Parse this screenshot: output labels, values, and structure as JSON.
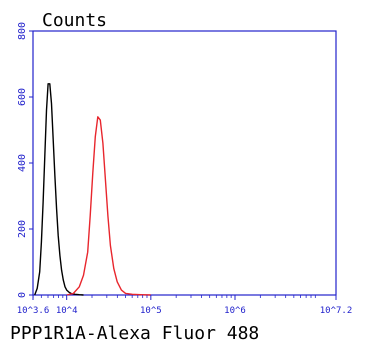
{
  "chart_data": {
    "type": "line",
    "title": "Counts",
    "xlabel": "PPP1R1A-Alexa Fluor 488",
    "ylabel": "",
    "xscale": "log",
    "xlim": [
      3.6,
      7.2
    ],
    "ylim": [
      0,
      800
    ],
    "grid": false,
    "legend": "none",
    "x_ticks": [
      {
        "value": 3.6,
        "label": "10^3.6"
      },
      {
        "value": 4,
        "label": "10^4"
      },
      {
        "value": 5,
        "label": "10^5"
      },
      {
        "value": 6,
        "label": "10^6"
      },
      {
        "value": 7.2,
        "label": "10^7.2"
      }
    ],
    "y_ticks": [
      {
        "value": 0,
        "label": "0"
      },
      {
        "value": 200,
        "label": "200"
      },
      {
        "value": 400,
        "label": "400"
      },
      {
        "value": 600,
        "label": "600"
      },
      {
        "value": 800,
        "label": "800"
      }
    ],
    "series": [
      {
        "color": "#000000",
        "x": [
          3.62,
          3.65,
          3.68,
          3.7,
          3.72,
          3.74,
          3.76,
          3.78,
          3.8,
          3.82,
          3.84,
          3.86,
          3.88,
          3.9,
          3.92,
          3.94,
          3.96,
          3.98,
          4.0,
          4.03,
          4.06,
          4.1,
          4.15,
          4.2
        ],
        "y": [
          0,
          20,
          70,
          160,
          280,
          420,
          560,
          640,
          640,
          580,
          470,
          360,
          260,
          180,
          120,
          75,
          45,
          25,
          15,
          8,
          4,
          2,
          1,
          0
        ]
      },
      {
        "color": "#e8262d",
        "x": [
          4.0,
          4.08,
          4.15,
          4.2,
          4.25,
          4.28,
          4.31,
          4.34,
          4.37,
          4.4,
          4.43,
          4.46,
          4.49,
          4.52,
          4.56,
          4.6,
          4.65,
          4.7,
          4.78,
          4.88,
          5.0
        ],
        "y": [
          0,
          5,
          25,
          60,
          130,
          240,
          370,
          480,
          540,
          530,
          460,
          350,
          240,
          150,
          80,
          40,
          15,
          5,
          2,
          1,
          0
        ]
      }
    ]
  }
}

• Stated exercise
Please write out all the data again word for word, but not the pictures.

• Answer to this problem
Parse this screenshot: output labels, values, and structure as JSON.
{
  "chart_data": {
    "type": "line",
    "title": "Counts",
    "xlabel": "PPP1R1A-Alexa Fluor 488",
    "ylabel": "",
    "xscale": "log",
    "xlim": [
      3.6,
      7.2
    ],
    "ylim": [
      0,
      800
    ],
    "grid": false,
    "legend": "none",
    "x_ticks": [
      {
        "value": 3.6,
        "label": "10^3.6"
      },
      {
        "value": 4,
        "label": "10^4"
      },
      {
        "value": 5,
        "label": "10^5"
      },
      {
        "value": 6,
        "label": "10^6"
      },
      {
        "value": 7.2,
        "label": "10^7.2"
      }
    ],
    "y_ticks": [
      {
        "value": 0,
        "label": "0"
      },
      {
        "value": 200,
        "label": "200"
      },
      {
        "value": 400,
        "label": "400"
      },
      {
        "value": 600,
        "label": "600"
      },
      {
        "value": 800,
        "label": "800"
      }
    ],
    "series": [
      {
        "color": "#000000",
        "x": [
          3.62,
          3.65,
          3.68,
          3.7,
          3.72,
          3.74,
          3.76,
          3.78,
          3.8,
          3.82,
          3.84,
          3.86,
          3.88,
          3.9,
          3.92,
          3.94,
          3.96,
          3.98,
          4.0,
          4.03,
          4.06,
          4.1,
          4.15,
          4.2
        ],
        "y": [
          0,
          20,
          70,
          160,
          280,
          420,
          560,
          640,
          640,
          580,
          470,
          360,
          260,
          180,
          120,
          75,
          45,
          25,
          15,
          8,
          4,
          2,
          1,
          0
        ]
      },
      {
        "color": "#e8262d",
        "x": [
          4.0,
          4.08,
          4.15,
          4.2,
          4.25,
          4.28,
          4.31,
          4.34,
          4.37,
          4.4,
          4.43,
          4.46,
          4.49,
          4.52,
          4.56,
          4.6,
          4.65,
          4.7,
          4.78,
          4.88,
          5.0
        ],
        "y": [
          0,
          5,
          25,
          60,
          130,
          240,
          370,
          480,
          540,
          530,
          460,
          350,
          240,
          150,
          80,
          40,
          15,
          5,
          2,
          1,
          0
        ]
      }
    ]
  }
}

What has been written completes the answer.